---- Exercise data
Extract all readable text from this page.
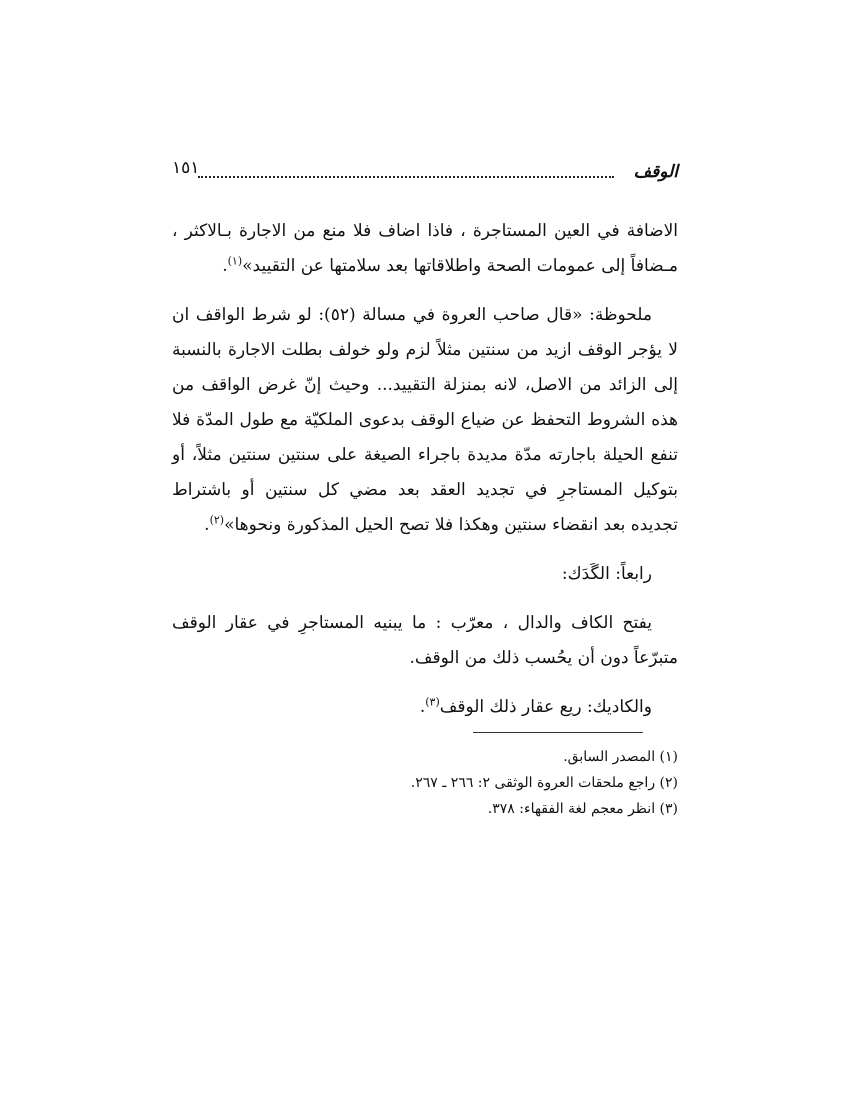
الوقف
١٥١

الاضافة في العين المستاجرة ، فاذا اضاف فلا منع من الاجارة بـالاكثر ، مـضافاً إلى عمومات الصحة واطلاقاتها بعد سلامتها عن التقييد»$^{(١)}$.

ملحوظة: «قال صاحب العروة في مسالة (٥٢): لو شرط الواقف ان لا يؤجر الوقف ازيد من سنتين مثلاً لزم ولو خولف بطلت الاجارة بالنسبة إلى الزائد من الاصل، لانه بمنزلة التقييد... وحيث إنّ غرض الواقف من هذه الشروط التحفظ عن ضياع الوقف بدعوى الملكيّة مع طول المدّة فلا تنفع الحيلة باجارته مدّة مديدة باجراء الصيغة على سنتين سنتين مثلاً، أو بتوكيل المستاجرِ في تجديد العقد بعد مضي كل سنتين أو باشتراط تجديده بعد انقضاء سنتين وهكذا فلا تصح الحيل المذكورة ونحوها»$^{(٢)}$.

رابعاً: الگَدَك:

يفتح الكاف والدال ، معرّب : ما يبنيه المستاجرِ في عقار الوقف متبرّعاً دون أن يحُسب ذلك من الوقف.

والكاديك: ريع عقار ذلك الوقف$^{(٣)}$.

(١) المصدر السابق.

(٢) راجع ملحقات العروة الوثقى ٢: ٢٦٦ ـ ٢٦٧.

(٣) انظر معجم لغة الفقهاء: ٣٧٨.
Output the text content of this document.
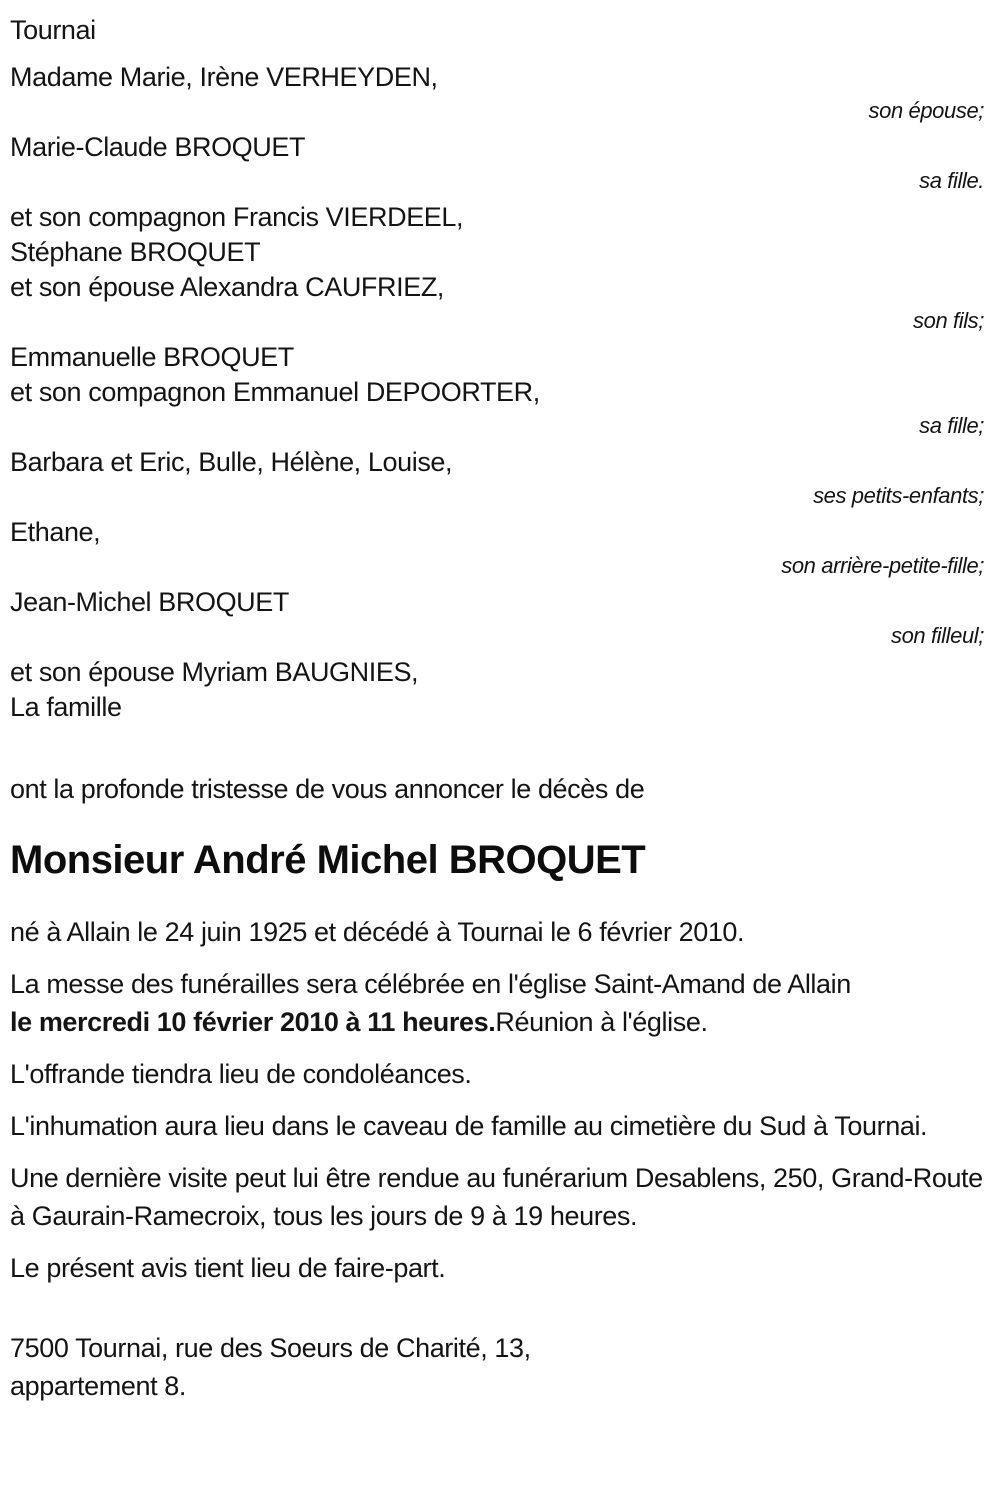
Tournai
Madame Marie, Irène VERHEYDEN,
son épouse;
Marie-Claude BROQUET
sa fille.
et son compagnon Francis VIERDEEL,
Stéphane BROQUET
et son épouse Alexandra CAUFRIEZ,
son fils;
Emmanuelle BROQUET
et son compagnon Emmanuel DEPOORTER,
sa fille;
Barbara et Eric, Bulle, Hélène, Louise,
ses petits-enfants;
Ethane,
son arrière-petite-fille;
Jean-Michel BROQUET
son filleul;
et son épouse Myriam BAUGNIES,
La famille
ont la profonde tristesse de vous annoncer le décès de
Monsieur André Michel BROQUET

né à Allain le 24 juin 1925 et décédé à Tournai le 6 février 2010.

La messe des funérailles sera célébrée en l'église Saint-Amand de Allain
le mercredi 10 février 2010 à 11 heures.Réunion à l'église.

L'offrande tiendra lieu de condoléances.

L'inhumation aura lieu dans le caveau de famille au cimetière du Sud à Tournai.

Une dernière visite peut lui être rendue au funérarium Desablens, 250, Grand-Route à Gaurain-Ramecroix, tous les jours de 9 à 19 heures.

Le présent avis tient lieu de faire-part.

7500 Tournai, rue des Soeurs de Charité, 13,
appartement 8.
--------
**Problem requirements**
Every line that holds the word "عقار" should be extracted.

**Full answer**
يفتح الكاف والدال ، معرّب : ما يبنيه المستاجرِ في عقار الوقف متبرّعاً دون أن يحُسب ذلك من الوقف.
والكاديك: ريع عقار ذلك الوقف$^{(٣)}$.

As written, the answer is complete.